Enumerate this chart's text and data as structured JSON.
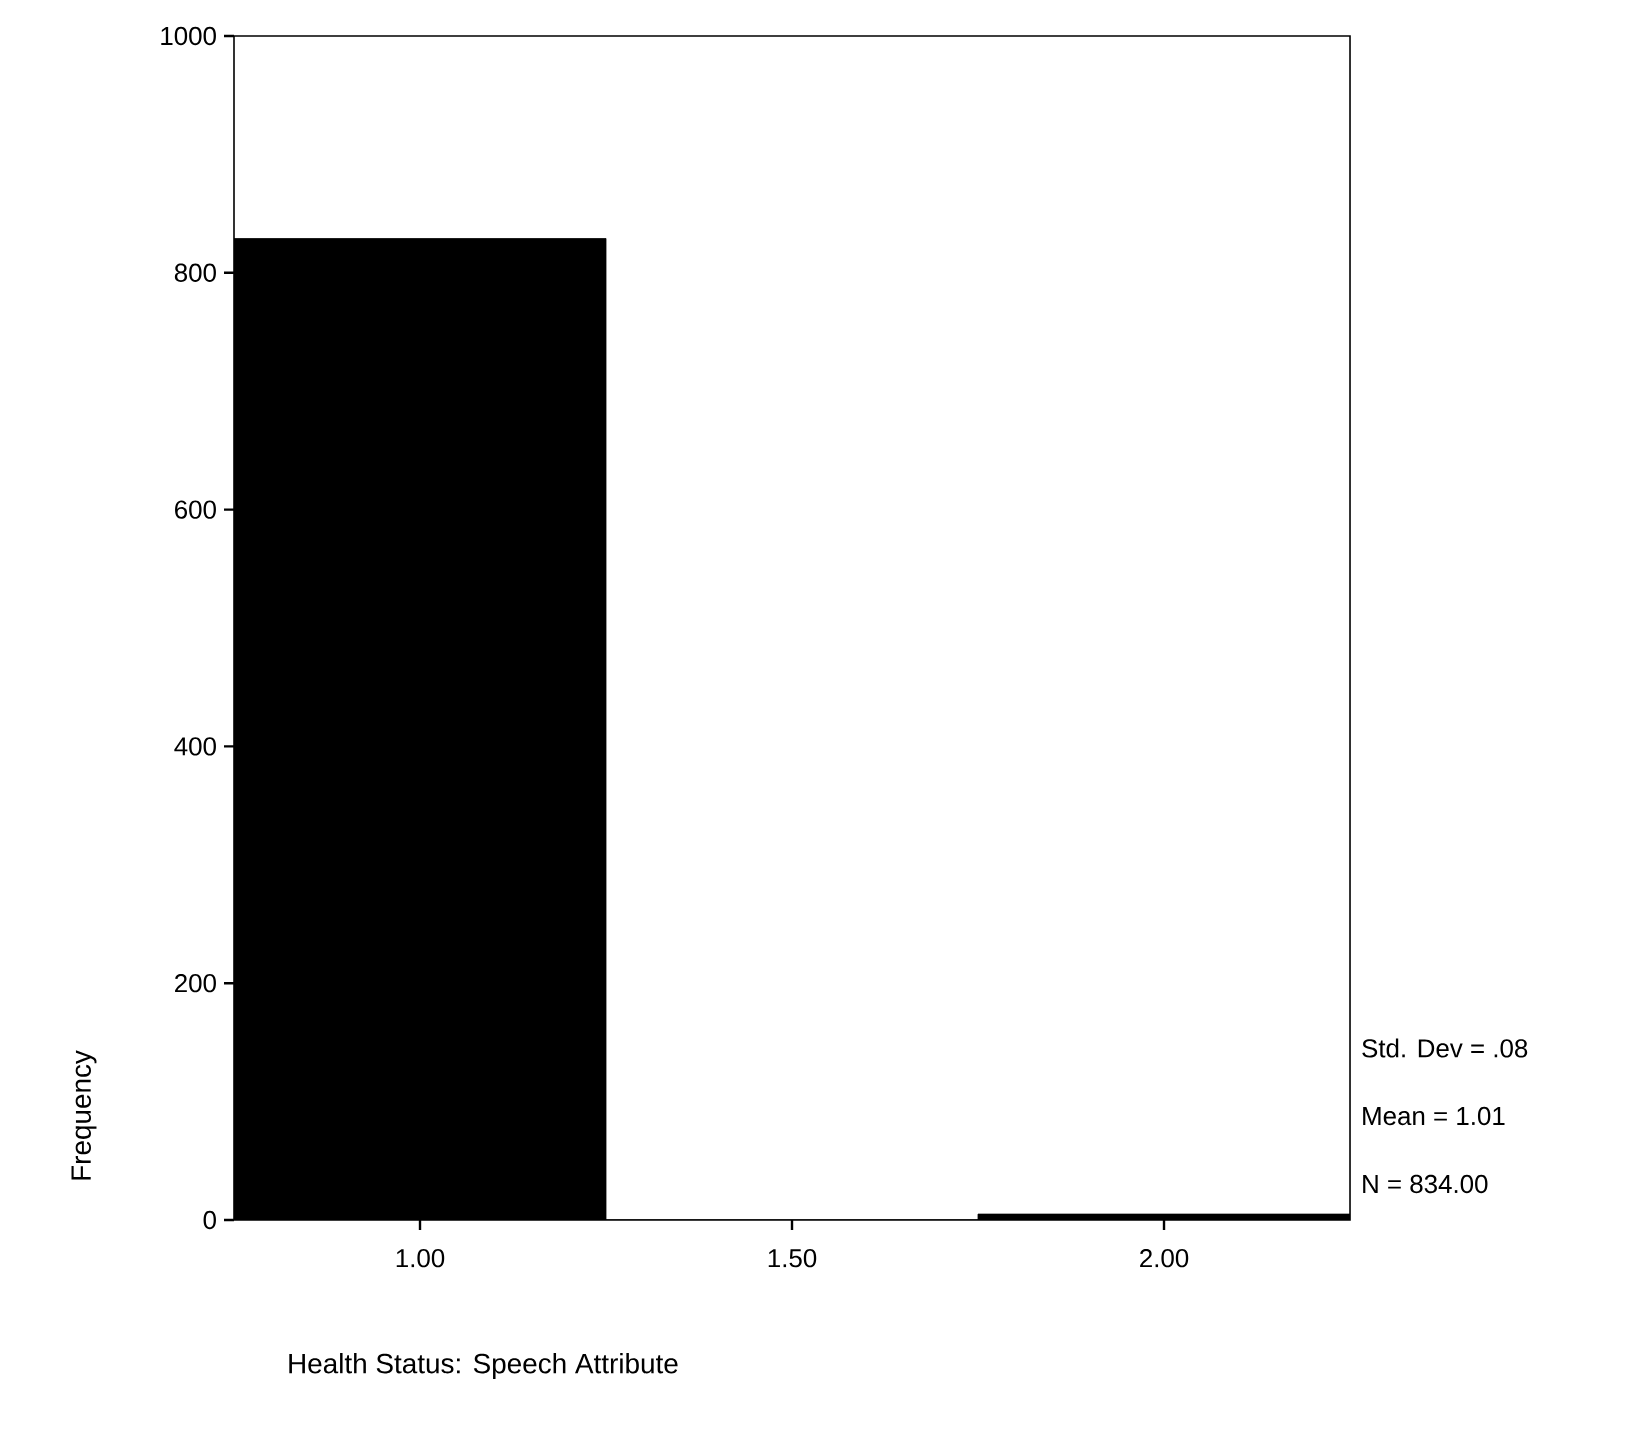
{
  "chart_data": {
    "type": "histogram",
    "xlabel": "Health Status: Speech Attribute",
    "ylabel": "Frequency",
    "bins": [
      0.75,
      1.25,
      1.75,
      2.25
    ],
    "values": [
      829,
      0,
      5
    ],
    "color": "#000000",
    "xlim": [
      0.75,
      2.25
    ],
    "ylim": [
      0,
      1000
    ],
    "xticks": [
      {
        "value": 1,
        "label": "1.00"
      },
      {
        "value": 1.5,
        "label": "1.50"
      },
      {
        "value": 2,
        "label": "2.00"
      }
    ],
    "yticks": [
      0,
      200,
      400,
      600,
      800,
      1000
    ],
    "annotations": [
      "Std. Dev = .08",
      "Mean = 1.01",
      "N = 834.00"
    ],
    "line_style": "solid"
  }
}
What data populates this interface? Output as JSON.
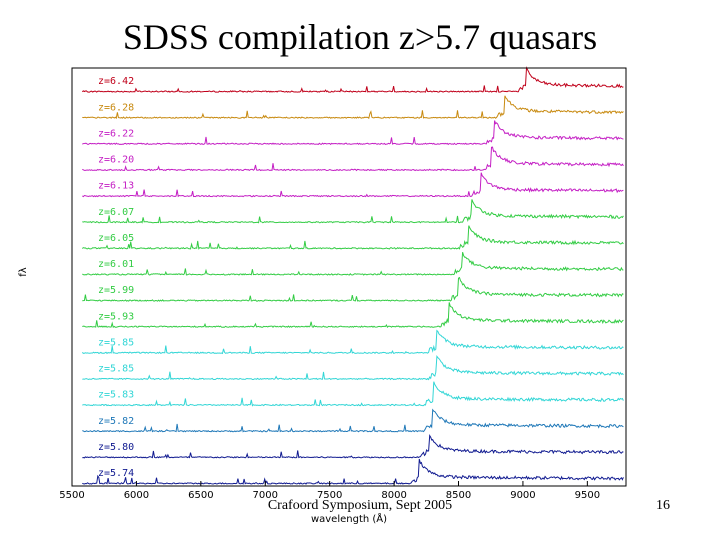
{
  "slide": {
    "title": "SDSS compilation z>5.7 quasars",
    "footer": "Crafoord Symposium, Sept 2005",
    "page_number": "16"
  },
  "chart_data": {
    "type": "line",
    "title": "SDSS compilation z>5.7 quasars",
    "xlabel": "wavelength (Å)",
    "ylabel": "fλ",
    "xlim": [
      5500,
      9800
    ],
    "xticks": [
      "5500",
      "6000",
      "6500",
      "7000",
      "7500",
      "8000",
      "8500",
      "9000",
      "9500"
    ],
    "series": [
      {
        "name": "z=6.42",
        "z": 6.42,
        "color": "#c0001a"
      },
      {
        "name": "z=6.28",
        "z": 6.28,
        "color": "#c88a10"
      },
      {
        "name": "z=6.22",
        "z": 6.22,
        "color": "#c41fc4"
      },
      {
        "name": "z=6.20",
        "z": 6.2,
        "color": "#c41fc4"
      },
      {
        "name": "z=6.13",
        "z": 6.13,
        "color": "#c41fc4"
      },
      {
        "name": "z=6.07",
        "z": 6.07,
        "color": "#33cc44"
      },
      {
        "name": "z=6.05",
        "z": 6.05,
        "color": "#33cc44"
      },
      {
        "name": "z=6.01",
        "z": 6.01,
        "color": "#33cc44"
      },
      {
        "name": "z=5.99",
        "z": 5.99,
        "color": "#33cc44"
      },
      {
        "name": "z=5.93",
        "z": 5.93,
        "color": "#33cc44"
      },
      {
        "name": "z=5.85",
        "z": 5.85,
        "color": "#33d6d6"
      },
      {
        "name": "z=5.85",
        "z": 5.85,
        "color": "#33d6d6"
      },
      {
        "name": "z=5.83",
        "z": 5.83,
        "color": "#33d6d6"
      },
      {
        "name": "z=5.82",
        "z": 5.82,
        "color": "#1f78b8"
      },
      {
        "name": "z=5.80",
        "z": 5.8,
        "color": "#101a90"
      },
      {
        "name": "z=5.74",
        "z": 5.74,
        "color": "#101a90"
      }
    ]
  }
}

━━━━━━━━━━━━━━━━━━━━━━━━━━━━━━

Written exercise:
Identify each line holding the string "JSON", and copy it out.

Solution for this task:
Enumerate this chart's text and data as structured JSON.
What data populates this interface? Output as JSON.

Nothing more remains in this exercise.